[TASK] Seek out every line containing the word "Time", and copy each.

==*==

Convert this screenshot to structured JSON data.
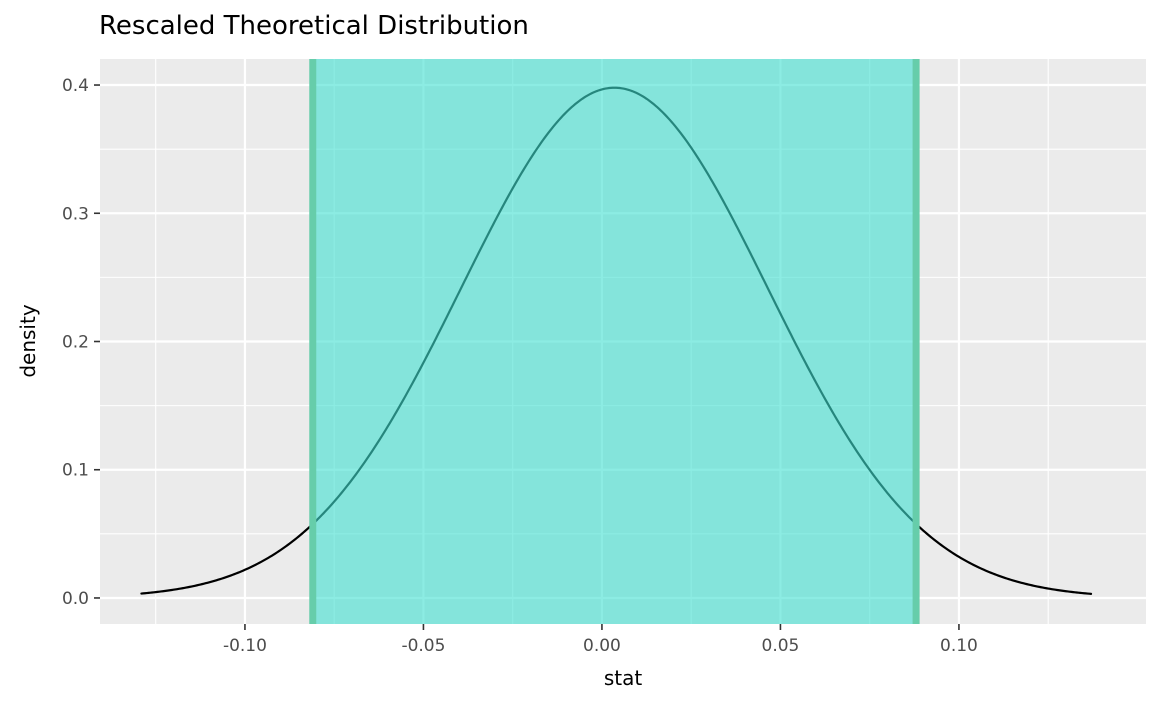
{
  "page": {
    "background": "#FFFFFF"
  },
  "chart_data": {
    "type": "line",
    "title": "Rescaled Theoretical Distribution",
    "xlabel": "stat",
    "ylabel": "density",
    "grid": true,
    "legend": false,
    "xlim": [
      -0.1406,
      0.1524
    ],
    "ylim": [
      -0.0203,
      0.4203
    ],
    "x_tick_values": [
      -0.1,
      -0.05,
      0.0,
      0.05,
      0.1
    ],
    "x_tick_labels": [
      "-0.10",
      "-0.05",
      "0.00",
      "0.05",
      "0.10"
    ],
    "x_minor_values": [
      -0.125,
      -0.075,
      -0.025,
      0.025,
      0.075,
      0.125
    ],
    "y_tick_values": [
      0.0,
      0.1,
      0.2,
      0.3,
      0.4
    ],
    "y_tick_labels": [
      "0.0",
      "0.1",
      "0.2",
      "0.3",
      "0.4"
    ],
    "y_minor_values": [
      0.05,
      0.15,
      0.25,
      0.35
    ],
    "curve": {
      "distribution": "normal",
      "mean": 0.0035,
      "sd": 0.043,
      "peak_density": 0.3979,
      "x_min": -0.129,
      "x_max": 0.137
    },
    "series": [
      {
        "name": "rescaled theoretical density",
        "points": [
          [
            -0.129,
            0.0034
          ],
          [
            -0.12,
            0.0064
          ],
          [
            -0.11,
            0.0122
          ],
          [
            -0.1,
            0.022
          ],
          [
            -0.09,
            0.0374
          ],
          [
            -0.08,
            0.0604
          ],
          [
            -0.07,
            0.0923
          ],
          [
            -0.06,
            0.1337
          ],
          [
            -0.05,
            0.1835
          ],
          [
            -0.04,
            0.2385
          ],
          [
            -0.03,
            0.2937
          ],
          [
            -0.02,
            0.3427
          ],
          [
            -0.01,
            0.3788
          ],
          [
            0.0,
            0.3966
          ],
          [
            0.01,
            0.3934
          ],
          [
            0.02,
            0.3697
          ],
          [
            0.03,
            0.3291
          ],
          [
            0.04,
            0.2775
          ],
          [
            0.05,
            0.2218
          ],
          [
            0.06,
            0.1678
          ],
          [
            0.07,
            0.1203
          ],
          [
            0.08,
            0.0818
          ],
          [
            0.09,
            0.0526
          ],
          [
            0.1,
            0.0321
          ],
          [
            0.11,
            0.0185
          ],
          [
            0.12,
            0.0101
          ],
          [
            0.13,
            0.0053
          ],
          [
            0.137,
            0.0032
          ]
        ]
      }
    ],
    "confidence_interval": {
      "lower": -0.081,
      "upper": 0.088,
      "density_at_lower": 0.062,
      "density_at_upper": 0.06
    },
    "colors": {
      "panel_bg": "#EBEBEB",
      "grid": "#FFFFFF",
      "curve": "#000000",
      "ci_fill": "#40E0D0",
      "ci_fill_opacity": 0.6,
      "ci_border": "#66CDAA",
      "tick": "#333333",
      "tick_label": "#4D4D4D",
      "axis_title": "#000000",
      "title": "#000000"
    }
  }
}
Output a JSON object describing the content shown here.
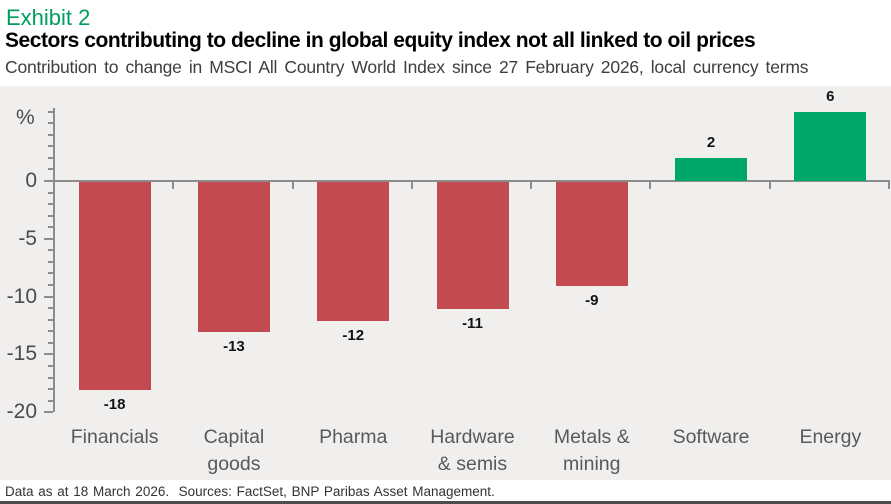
{
  "header": {
    "exhibit_label": "Exhibit 2"
  },
  "footer": {
    "text": "Data as at 18 March 2026.  Sources: FactSet, BNP Paribas Asset Management."
  },
  "colors": {
    "exhibit_green": "#009e5c",
    "negative_bar_red": "#c44a52",
    "positive_bar_green": "#00a76b",
    "plot_background": "#f0efee",
    "axis_gray": "#8c8c8c"
  },
  "chart_data": {
    "type": "bar",
    "title": "Sectors contributing to decline in global equity index not all linked to oil prices",
    "subtitle": "Contribution to change in MSCI All Country World Index since 27 February 2026, local currency terms",
    "categories": [
      "Financials",
      "Capital goods",
      "Pharma",
      "Hardware & semis",
      "Metals & mining",
      "Software",
      "Energy"
    ],
    "category_label_lines": [
      [
        "Financials"
      ],
      [
        "Capital",
        "goods"
      ],
      [
        "Pharma"
      ],
      [
        "Hardware",
        "& semis"
      ],
      [
        "Metals &",
        "mining"
      ],
      [
        "Software"
      ],
      [
        "Energy"
      ]
    ],
    "values": [
      -18,
      -13,
      -12,
      -11,
      -9,
      2,
      6
    ],
    "data_labels": [
      "-18",
      "-13",
      "-12",
      "-11",
      "-9",
      "2",
      "6"
    ],
    "ylabel": "%",
    "yticks": [
      0,
      -5,
      -10,
      -15,
      -20
    ],
    "ytick_labels": [
      "0",
      "-5",
      "-10",
      "-15",
      "-20"
    ],
    "minor_tick_step": 1,
    "ylim": [
      -20,
      6.4
    ],
    "grid": false,
    "legend": false,
    "bar_colors": {
      "negative": "#c44a52",
      "positive": "#00a76b"
    }
  }
}
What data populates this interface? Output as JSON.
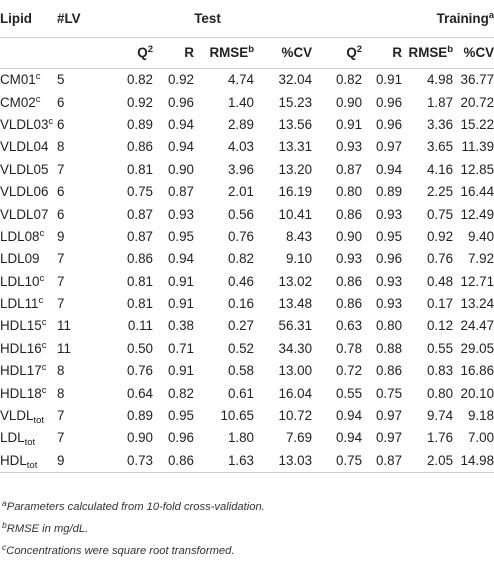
{
  "header": {
    "lipid": "Lipid",
    "lv": "#LV",
    "test_group": "Test",
    "training_group": "Training",
    "training_sup": "a",
    "columns": {
      "q2_base": "Q",
      "q2_sup": "2",
      "r": "R",
      "rmse_base": "RMSE",
      "rmse_sup": "b",
      "cv": "%CV"
    }
  },
  "rows": [
    {
      "name": "CM01",
      "sup": "c",
      "sub": "",
      "lv": "5",
      "test": [
        "0.82",
        "0.92",
        "4.74",
        "32.04"
      ],
      "train": [
        "0.82",
        "0.91",
        "4.98",
        "36.77"
      ]
    },
    {
      "name": "CM02",
      "sup": "c",
      "sub": "",
      "lv": "6",
      "test": [
        "0.92",
        "0.96",
        "1.40",
        "15.23"
      ],
      "train": [
        "0.90",
        "0.96",
        "1.87",
        "20.72"
      ]
    },
    {
      "name": "VLDL03",
      "sup": "c",
      "sub": "",
      "lv": "6",
      "test": [
        "0.89",
        "0.94",
        "2.89",
        "13.56"
      ],
      "train": [
        "0.91",
        "0.96",
        "3.36",
        "15.22"
      ]
    },
    {
      "name": "VLDL04",
      "sup": "",
      "sub": "",
      "lv": "8",
      "test": [
        "0.86",
        "0.94",
        "4.03",
        "13.31"
      ],
      "train": [
        "0.93",
        "0.97",
        "3.65",
        "11.39"
      ]
    },
    {
      "name": "VLDL05",
      "sup": "",
      "sub": "",
      "lv": "7",
      "test": [
        "0.81",
        "0.90",
        "3.96",
        "13.20"
      ],
      "train": [
        "0.87",
        "0.94",
        "4.16",
        "12.85"
      ]
    },
    {
      "name": "VLDL06",
      "sup": "",
      "sub": "",
      "lv": "6",
      "test": [
        "0.75",
        "0.87",
        "2.01",
        "16.19"
      ],
      "train": [
        "0.80",
        "0.89",
        "2.25",
        "16.44"
      ]
    },
    {
      "name": "VLDL07",
      "sup": "",
      "sub": "",
      "lv": "6",
      "test": [
        "0.87",
        "0.93",
        "0.56",
        "10.41"
      ],
      "train": [
        "0.86",
        "0.93",
        "0.75",
        "12.49"
      ]
    },
    {
      "name": "LDL08",
      "sup": "c",
      "sub": "",
      "lv": "9",
      "test": [
        "0.87",
        "0.95",
        "0.76",
        "8.43"
      ],
      "train": [
        "0.90",
        "0.95",
        "0.92",
        "9.40"
      ]
    },
    {
      "name": "LDL09",
      "sup": "",
      "sub": "",
      "lv": "7",
      "test": [
        "0.86",
        "0.94",
        "0.82",
        "9.10"
      ],
      "train": [
        "0.93",
        "0.96",
        "0.76",
        "7.92"
      ]
    },
    {
      "name": "LDL10",
      "sup": "c",
      "sub": "",
      "lv": "7",
      "test": [
        "0.81",
        "0.91",
        "0.46",
        "13.02"
      ],
      "train": [
        "0.86",
        "0.93",
        "0.48",
        "12.71"
      ]
    },
    {
      "name": "LDL11",
      "sup": "c",
      "sub": "",
      "lv": "7",
      "test": [
        "0.81",
        "0.91",
        "0.16",
        "13.48"
      ],
      "train": [
        "0.86",
        "0.93",
        "0.17",
        "13.24"
      ]
    },
    {
      "name": "HDL15",
      "sup": "c",
      "sub": "",
      "lv": "11",
      "test": [
        "0.11",
        "0.38",
        "0.27",
        "56.31"
      ],
      "train": [
        "0.63",
        "0.80",
        "0.12",
        "24.47"
      ]
    },
    {
      "name": "HDL16",
      "sup": "c",
      "sub": "",
      "lv": "11",
      "test": [
        "0.50",
        "0.71",
        "0.52",
        "34.30"
      ],
      "train": [
        "0.78",
        "0.88",
        "0.55",
        "29.05"
      ]
    },
    {
      "name": "HDL17",
      "sup": "c",
      "sub": "",
      "lv": "8",
      "test": [
        "0.76",
        "0.91",
        "0.58",
        "13.00"
      ],
      "train": [
        "0.72",
        "0.86",
        "0.83",
        "16.86"
      ]
    },
    {
      "name": "HDL18",
      "sup": "c",
      "sub": "",
      "lv": "8",
      "test": [
        "0.64",
        "0.82",
        "0.61",
        "16.04"
      ],
      "train": [
        "0.55",
        "0.75",
        "0.80",
        "20.10"
      ]
    },
    {
      "name": "VLDL",
      "sup": "",
      "sub": "tot",
      "lv": "7",
      "test": [
        "0.89",
        "0.95",
        "10.65",
        "10.72"
      ],
      "train": [
        "0.94",
        "0.97",
        "9.74",
        "9.18"
      ]
    },
    {
      "name": "LDL",
      "sup": "",
      "sub": "tot",
      "lv": "7",
      "test": [
        "0.90",
        "0.96",
        "1.80",
        "7.69"
      ],
      "train": [
        "0.94",
        "0.97",
        "1.76",
        "7.00"
      ]
    },
    {
      "name": "HDL",
      "sup": "",
      "sub": "tot",
      "lv": "9",
      "test": [
        "0.73",
        "0.86",
        "1.63",
        "13.03"
      ],
      "train": [
        "0.75",
        "0.87",
        "2.05",
        "14.98"
      ]
    }
  ],
  "footnotes": [
    {
      "mark": "a",
      "text": "Parameters calculated from 10-fold cross-validation."
    },
    {
      "mark": "b",
      "text": "RMSE in mg/dL."
    },
    {
      "mark": "c",
      "text": "Concentrations were square root transformed."
    }
  ]
}
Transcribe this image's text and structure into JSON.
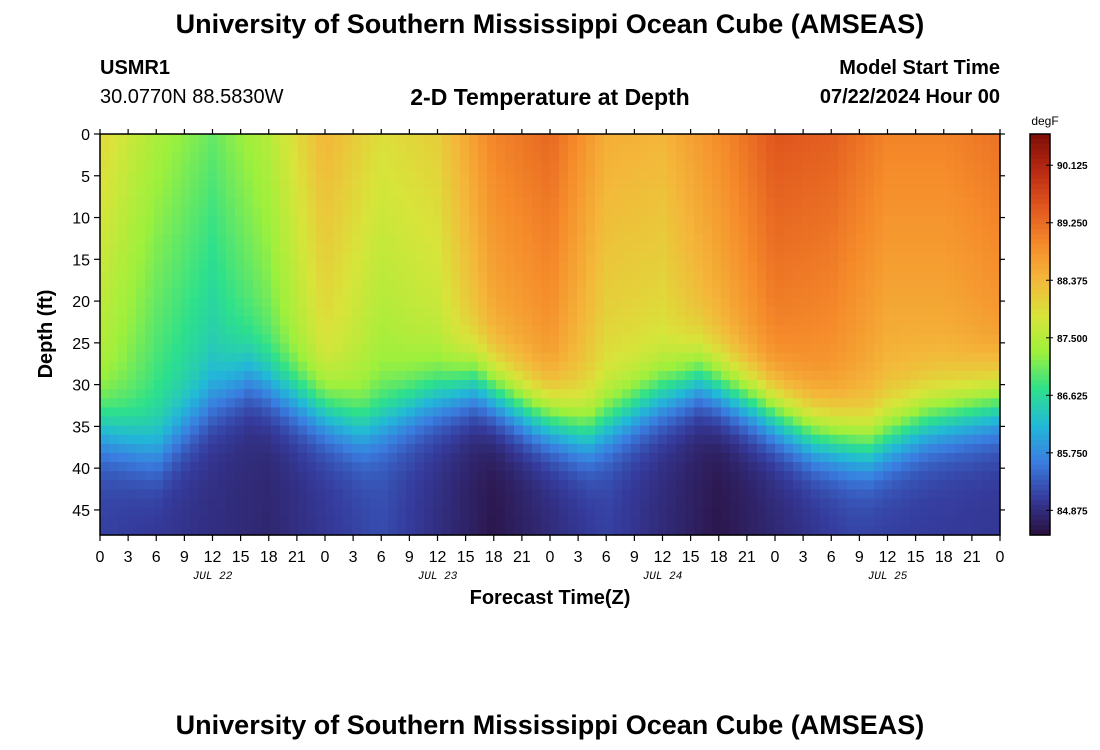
{
  "header": {
    "title": "University of Southern Mississippi Ocean Cube (AMSEAS)",
    "station_id": "USMR1",
    "coordinates": "30.0770N  88.5830W",
    "plot_title": "2-D Temperature at Depth",
    "model_label": "Model Start Time",
    "model_start": "07/22/2024 Hour 00"
  },
  "footer": {
    "title": "University of Southern Mississippi Ocean Cube (AMSEAS)"
  },
  "chart_data": {
    "type": "heatmap",
    "title": "2-D Temperature at Depth",
    "xlabel": "Forecast Time(Z)",
    "ylabel": "Depth (ft)",
    "x_hours_range": [
      0,
      96
    ],
    "y_depth_range_ft": [
      0,
      48
    ],
    "x_tick_labels": [
      "0",
      "3",
      "6",
      "9",
      "12",
      "15",
      "18",
      "21",
      "0",
      "3",
      "6",
      "9",
      "12",
      "15",
      "18",
      "21",
      "0",
      "3",
      "6",
      "9",
      "12",
      "15",
      "18",
      "21",
      "0",
      "3",
      "6",
      "9",
      "12",
      "15",
      "18",
      "21",
      "0"
    ],
    "day_labels": [
      "JUL 22",
      "JUL 23",
      "JUL 24",
      "JUL 25"
    ],
    "y_ticks": [
      0,
      5,
      10,
      15,
      20,
      25,
      30,
      35,
      40,
      45
    ],
    "colorbar": {
      "unit": "degF",
      "range": [
        84.5,
        90.6
      ],
      "tick_values": [
        84.875,
        85.75,
        86.625,
        87.5,
        88.375,
        89.25,
        90.125
      ],
      "tick_labels": [
        "84.875",
        "85.750",
        "86.625",
        "87.500",
        "88.375",
        "89.250",
        "90.125"
      ],
      "colors": [
        "#2a0f3c",
        "#353b9c",
        "#3a7de0",
        "#22b8d8",
        "#2de08c",
        "#9df03c",
        "#d8e43a",
        "#f4b73a",
        "#f58a2a",
        "#e0561e",
        "#b82a12",
        "#7e0e08"
      ]
    },
    "thermocline_depth_ft_by_hour": [
      {
        "hour": 0,
        "depth": 32
      },
      {
        "hour": 6,
        "depth": 35
      },
      {
        "hour": 12,
        "depth": 29
      },
      {
        "hour": 16,
        "depth": 26
      },
      {
        "hour": 22,
        "depth": 29
      },
      {
        "hour": 28,
        "depth": 32
      },
      {
        "hour": 34,
        "depth": 29
      },
      {
        "hour": 40,
        "depth": 26.5
      },
      {
        "hour": 46,
        "depth": 30
      },
      {
        "hour": 52,
        "depth": 32.5
      },
      {
        "hour": 58,
        "depth": 29
      },
      {
        "hour": 64,
        "depth": 26
      },
      {
        "hour": 70,
        "depth": 29
      },
      {
        "hour": 76,
        "depth": 32.5
      },
      {
        "hour": 82,
        "depth": 34
      },
      {
        "hour": 88,
        "depth": 31
      },
      {
        "hour": 96,
        "depth": 29
      }
    ],
    "mixed_layer_temp_degF_by_hour": [
      {
        "hour": 0,
        "temp": 88.0
      },
      {
        "hour": 6,
        "temp": 87.4
      },
      {
        "hour": 12,
        "temp": 87.0
      },
      {
        "hour": 18,
        "temp": 87.5
      },
      {
        "hour": 24,
        "temp": 88.4
      },
      {
        "hour": 30,
        "temp": 87.9
      },
      {
        "hour": 36,
        "temp": 88.1
      },
      {
        "hour": 42,
        "temp": 89.0
      },
      {
        "hour": 48,
        "temp": 89.3
      },
      {
        "hour": 54,
        "temp": 88.5
      },
      {
        "hour": 60,
        "temp": 88.4
      },
      {
        "hour": 66,
        "temp": 88.9
      },
      {
        "hour": 72,
        "temp": 89.5
      },
      {
        "hour": 78,
        "temp": 89.4
      },
      {
        "hour": 84,
        "temp": 89.0
      },
      {
        "hour": 90,
        "temp": 89.0
      },
      {
        "hour": 96,
        "temp": 89.2
      }
    ],
    "deep_temp_degF_by_hour": [
      {
        "hour": 0,
        "temp": 85.1
      },
      {
        "hour": 18,
        "temp": 84.8
      },
      {
        "hour": 30,
        "temp": 85.2
      },
      {
        "hour": 42,
        "temp": 84.6
      },
      {
        "hour": 54,
        "temp": 85.1
      },
      {
        "hour": 66,
        "temp": 84.6
      },
      {
        "hour": 80,
        "temp": 85.1
      },
      {
        "hour": 96,
        "temp": 85.0
      }
    ]
  }
}
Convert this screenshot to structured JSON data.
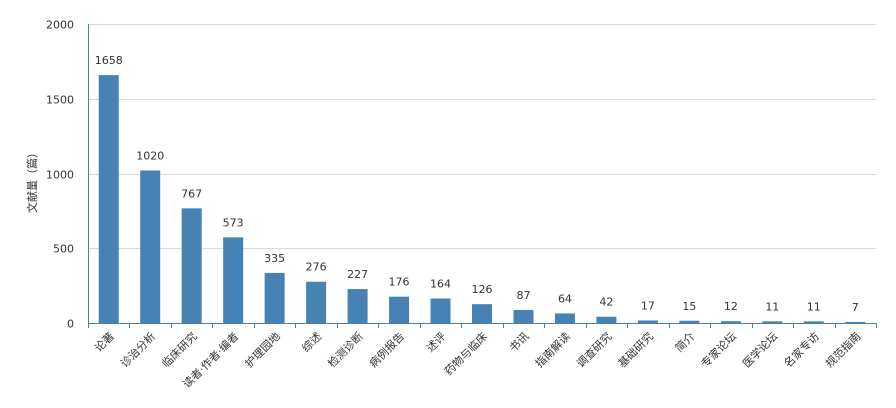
{
  "chart_data": {
    "type": "bar",
    "ylabel": "文献量（篇）",
    "xlabel": "",
    "ylim": [
      0,
      2000
    ],
    "yticks": [
      0,
      500,
      1000,
      1500,
      2000
    ],
    "grid": true,
    "bar_color": "#4682b4",
    "categories": [
      "论著",
      "诊治分析",
      "临床研究",
      "读者·作者·编者",
      "护理园地",
      "综述",
      "检测诊断",
      "病例报告",
      "述评",
      "药物与临床",
      "书讯",
      "指南解读",
      "调查研究",
      "基础研究",
      "简介",
      "专家论坛",
      "医学论坛",
      "名家专访",
      "规范指南"
    ],
    "values": [
      1658,
      1020,
      767,
      573,
      335,
      276,
      227,
      176,
      164,
      126,
      87,
      64,
      42,
      17,
      15,
      12,
      11,
      11,
      7
    ]
  }
}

==*==

[EXPECTED OUTPUT]
    "model_label": "Model Start Time",
    "xlabel": "Forecast Time(Z)",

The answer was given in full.